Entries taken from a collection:
## start

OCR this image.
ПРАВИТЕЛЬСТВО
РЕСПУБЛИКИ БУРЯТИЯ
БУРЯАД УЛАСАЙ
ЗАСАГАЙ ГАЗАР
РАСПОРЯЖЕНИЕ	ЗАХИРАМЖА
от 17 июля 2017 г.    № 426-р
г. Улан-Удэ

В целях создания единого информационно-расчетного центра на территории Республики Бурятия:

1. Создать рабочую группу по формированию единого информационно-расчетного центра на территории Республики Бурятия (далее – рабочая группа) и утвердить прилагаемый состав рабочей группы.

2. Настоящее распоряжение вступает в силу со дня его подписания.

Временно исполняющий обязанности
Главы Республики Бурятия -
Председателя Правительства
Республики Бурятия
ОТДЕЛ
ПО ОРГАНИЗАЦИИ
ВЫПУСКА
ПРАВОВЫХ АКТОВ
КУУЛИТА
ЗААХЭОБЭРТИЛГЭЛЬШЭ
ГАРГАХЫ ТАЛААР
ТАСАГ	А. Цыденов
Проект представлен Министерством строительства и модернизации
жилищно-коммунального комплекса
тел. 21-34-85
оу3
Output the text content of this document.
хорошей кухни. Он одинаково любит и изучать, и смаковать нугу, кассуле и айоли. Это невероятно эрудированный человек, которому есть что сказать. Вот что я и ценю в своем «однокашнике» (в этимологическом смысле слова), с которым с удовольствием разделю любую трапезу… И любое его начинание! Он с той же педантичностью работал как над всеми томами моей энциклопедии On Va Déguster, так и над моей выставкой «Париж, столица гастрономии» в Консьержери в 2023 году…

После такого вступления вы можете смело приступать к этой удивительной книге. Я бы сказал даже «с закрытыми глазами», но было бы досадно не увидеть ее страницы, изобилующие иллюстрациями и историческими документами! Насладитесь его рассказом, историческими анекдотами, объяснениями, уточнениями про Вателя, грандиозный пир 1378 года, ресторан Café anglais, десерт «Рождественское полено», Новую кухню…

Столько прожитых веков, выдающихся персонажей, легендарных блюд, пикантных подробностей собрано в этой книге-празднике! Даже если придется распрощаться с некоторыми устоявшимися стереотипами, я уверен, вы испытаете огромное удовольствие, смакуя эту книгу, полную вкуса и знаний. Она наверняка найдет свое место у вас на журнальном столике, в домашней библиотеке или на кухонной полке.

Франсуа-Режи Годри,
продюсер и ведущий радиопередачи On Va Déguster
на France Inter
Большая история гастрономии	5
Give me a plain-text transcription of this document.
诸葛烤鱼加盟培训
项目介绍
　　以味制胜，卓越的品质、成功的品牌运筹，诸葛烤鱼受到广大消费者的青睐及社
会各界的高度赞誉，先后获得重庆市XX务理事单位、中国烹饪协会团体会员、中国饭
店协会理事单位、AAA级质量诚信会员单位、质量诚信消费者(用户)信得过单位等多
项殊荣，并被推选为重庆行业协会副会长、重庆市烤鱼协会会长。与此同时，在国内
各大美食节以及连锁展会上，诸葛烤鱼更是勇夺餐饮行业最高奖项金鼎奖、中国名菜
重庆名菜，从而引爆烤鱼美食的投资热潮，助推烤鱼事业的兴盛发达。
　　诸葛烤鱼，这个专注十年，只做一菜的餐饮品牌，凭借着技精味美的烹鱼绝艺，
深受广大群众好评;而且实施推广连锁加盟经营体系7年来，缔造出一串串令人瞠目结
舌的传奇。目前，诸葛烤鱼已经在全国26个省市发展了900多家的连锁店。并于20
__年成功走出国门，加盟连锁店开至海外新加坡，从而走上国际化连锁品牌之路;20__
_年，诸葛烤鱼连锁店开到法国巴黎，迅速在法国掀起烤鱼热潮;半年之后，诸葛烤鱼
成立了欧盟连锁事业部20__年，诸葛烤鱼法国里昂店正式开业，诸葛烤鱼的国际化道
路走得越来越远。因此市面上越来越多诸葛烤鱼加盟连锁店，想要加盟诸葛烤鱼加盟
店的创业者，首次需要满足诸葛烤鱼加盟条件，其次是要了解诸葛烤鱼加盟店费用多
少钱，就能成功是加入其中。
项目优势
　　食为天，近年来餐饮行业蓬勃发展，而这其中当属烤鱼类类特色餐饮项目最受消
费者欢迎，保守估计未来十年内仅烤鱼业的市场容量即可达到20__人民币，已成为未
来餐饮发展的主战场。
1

## end

From the material above, copy each line that includes the word "Déguster".

• [WRITTEN SOLUTION]:
хорошей кухни. Он одинаково любит и изучать, и смаковать нугу, кассуле и айоли. Это невероятно эрудированный человек, которому есть что сказать. Вот что я и ценю в своем «однокашнике» (в этимологическом смысле слова), с которым с удовольствием разделю любую трапезу… И любое его начинание! Он с той же педантичностью работал как над всеми томами моей энциклопедии On Va Déguster, так и над моей выставкой «Париж, столица гастрономии» в Консьержери в 2023 году…
продюсер и ведущий радиопередачи On Va Déguster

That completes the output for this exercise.